◆ **What you should do**
State how many lines in the listing below include the word "janvier". Give nothing but the number.

--- Begin Input records ---

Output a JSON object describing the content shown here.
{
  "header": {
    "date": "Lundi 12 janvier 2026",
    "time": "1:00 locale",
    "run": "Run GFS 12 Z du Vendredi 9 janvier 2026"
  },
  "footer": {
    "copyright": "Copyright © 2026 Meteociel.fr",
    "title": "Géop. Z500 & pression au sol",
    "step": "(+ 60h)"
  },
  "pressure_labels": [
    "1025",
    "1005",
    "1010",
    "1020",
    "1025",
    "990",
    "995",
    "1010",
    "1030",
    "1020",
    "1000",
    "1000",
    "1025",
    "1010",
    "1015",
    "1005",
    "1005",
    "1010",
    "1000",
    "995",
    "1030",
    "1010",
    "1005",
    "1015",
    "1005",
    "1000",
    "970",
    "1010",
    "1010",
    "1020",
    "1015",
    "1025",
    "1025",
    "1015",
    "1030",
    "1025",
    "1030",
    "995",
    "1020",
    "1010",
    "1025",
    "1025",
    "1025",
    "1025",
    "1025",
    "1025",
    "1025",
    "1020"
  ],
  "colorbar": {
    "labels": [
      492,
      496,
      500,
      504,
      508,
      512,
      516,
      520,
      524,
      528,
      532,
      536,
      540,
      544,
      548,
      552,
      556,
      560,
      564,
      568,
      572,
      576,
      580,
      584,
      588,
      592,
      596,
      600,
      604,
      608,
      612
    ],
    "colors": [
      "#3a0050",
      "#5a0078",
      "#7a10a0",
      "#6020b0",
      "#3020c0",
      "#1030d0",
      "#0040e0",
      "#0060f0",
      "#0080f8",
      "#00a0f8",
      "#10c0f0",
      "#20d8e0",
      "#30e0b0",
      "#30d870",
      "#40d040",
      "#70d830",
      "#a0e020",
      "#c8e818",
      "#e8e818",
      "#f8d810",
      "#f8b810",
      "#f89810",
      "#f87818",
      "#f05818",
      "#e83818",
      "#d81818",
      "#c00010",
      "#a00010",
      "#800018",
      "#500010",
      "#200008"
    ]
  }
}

--- End Input records ---

◆ **Solution for this task**
2